• Requirement:
Extract all lines that hold "Users" from the records below.

• Extracted material:

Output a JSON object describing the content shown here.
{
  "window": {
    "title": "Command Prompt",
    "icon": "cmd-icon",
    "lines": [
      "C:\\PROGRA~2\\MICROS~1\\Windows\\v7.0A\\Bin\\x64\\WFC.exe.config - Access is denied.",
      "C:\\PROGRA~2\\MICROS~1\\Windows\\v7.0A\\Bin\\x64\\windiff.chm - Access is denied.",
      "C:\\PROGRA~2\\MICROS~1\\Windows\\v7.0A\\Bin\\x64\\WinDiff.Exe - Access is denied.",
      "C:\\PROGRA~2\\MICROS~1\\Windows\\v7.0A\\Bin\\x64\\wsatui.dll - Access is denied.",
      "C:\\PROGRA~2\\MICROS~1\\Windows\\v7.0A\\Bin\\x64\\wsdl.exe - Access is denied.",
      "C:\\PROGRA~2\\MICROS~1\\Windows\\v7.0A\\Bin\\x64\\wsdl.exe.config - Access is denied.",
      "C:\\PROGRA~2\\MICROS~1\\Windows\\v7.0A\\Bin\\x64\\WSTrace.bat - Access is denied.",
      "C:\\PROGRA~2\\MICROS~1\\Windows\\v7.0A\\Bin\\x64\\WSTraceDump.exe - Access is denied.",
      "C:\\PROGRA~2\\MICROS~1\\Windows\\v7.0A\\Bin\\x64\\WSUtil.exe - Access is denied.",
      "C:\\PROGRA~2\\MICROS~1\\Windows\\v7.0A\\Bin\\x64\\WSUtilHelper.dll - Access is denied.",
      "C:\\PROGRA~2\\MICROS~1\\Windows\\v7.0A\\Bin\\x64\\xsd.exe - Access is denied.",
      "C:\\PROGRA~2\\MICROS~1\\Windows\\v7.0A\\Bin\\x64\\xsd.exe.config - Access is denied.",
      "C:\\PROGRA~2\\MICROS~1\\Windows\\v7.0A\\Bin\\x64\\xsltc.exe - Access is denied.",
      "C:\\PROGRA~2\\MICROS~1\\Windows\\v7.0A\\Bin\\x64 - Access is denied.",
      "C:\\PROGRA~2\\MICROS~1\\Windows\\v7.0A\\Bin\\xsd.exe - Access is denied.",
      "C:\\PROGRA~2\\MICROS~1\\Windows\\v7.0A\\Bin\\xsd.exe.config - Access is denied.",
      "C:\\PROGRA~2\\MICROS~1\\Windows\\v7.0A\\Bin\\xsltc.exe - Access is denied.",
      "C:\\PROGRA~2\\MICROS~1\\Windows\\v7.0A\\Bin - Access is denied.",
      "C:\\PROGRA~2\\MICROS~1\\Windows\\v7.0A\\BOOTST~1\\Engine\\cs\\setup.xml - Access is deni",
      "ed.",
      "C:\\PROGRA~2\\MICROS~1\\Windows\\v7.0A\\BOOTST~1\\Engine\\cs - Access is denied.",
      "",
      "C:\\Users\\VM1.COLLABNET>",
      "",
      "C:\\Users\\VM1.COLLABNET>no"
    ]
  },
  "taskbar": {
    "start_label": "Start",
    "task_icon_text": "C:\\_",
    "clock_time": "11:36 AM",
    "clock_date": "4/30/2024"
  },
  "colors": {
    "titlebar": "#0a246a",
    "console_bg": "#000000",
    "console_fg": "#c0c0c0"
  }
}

--

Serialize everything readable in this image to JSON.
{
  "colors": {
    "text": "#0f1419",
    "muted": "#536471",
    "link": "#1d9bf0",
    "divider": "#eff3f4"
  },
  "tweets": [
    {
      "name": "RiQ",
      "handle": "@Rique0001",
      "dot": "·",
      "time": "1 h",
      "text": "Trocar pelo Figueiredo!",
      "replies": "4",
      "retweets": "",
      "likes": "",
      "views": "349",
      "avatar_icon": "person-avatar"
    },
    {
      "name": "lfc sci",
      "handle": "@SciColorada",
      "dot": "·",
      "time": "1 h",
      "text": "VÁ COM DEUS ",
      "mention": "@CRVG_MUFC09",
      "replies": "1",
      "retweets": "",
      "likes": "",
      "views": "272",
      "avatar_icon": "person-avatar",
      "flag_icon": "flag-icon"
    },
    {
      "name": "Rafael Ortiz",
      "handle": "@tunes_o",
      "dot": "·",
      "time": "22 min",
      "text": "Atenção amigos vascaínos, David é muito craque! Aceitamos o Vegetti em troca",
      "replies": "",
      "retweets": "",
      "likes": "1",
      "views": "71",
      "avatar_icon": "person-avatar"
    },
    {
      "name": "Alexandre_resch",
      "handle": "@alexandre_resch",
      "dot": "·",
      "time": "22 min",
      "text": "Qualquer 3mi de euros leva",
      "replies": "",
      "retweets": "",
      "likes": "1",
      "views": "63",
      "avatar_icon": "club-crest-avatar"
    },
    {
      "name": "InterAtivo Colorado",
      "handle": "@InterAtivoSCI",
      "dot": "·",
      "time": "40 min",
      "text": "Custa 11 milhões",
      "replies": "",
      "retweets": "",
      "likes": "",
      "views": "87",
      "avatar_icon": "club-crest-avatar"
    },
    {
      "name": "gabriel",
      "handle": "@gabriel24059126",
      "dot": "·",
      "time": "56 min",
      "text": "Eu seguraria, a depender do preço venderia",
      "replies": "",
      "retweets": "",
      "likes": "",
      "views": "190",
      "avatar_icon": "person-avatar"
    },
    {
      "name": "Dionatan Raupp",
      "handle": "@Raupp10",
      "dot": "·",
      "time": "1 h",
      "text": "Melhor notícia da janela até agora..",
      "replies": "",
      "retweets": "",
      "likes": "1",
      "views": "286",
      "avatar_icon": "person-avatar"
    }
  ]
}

• Answer for the task:
      "C:\\Users\\VM1.COLLABNET>",
      "C:\\Users\\VM1.COLLABNET>no"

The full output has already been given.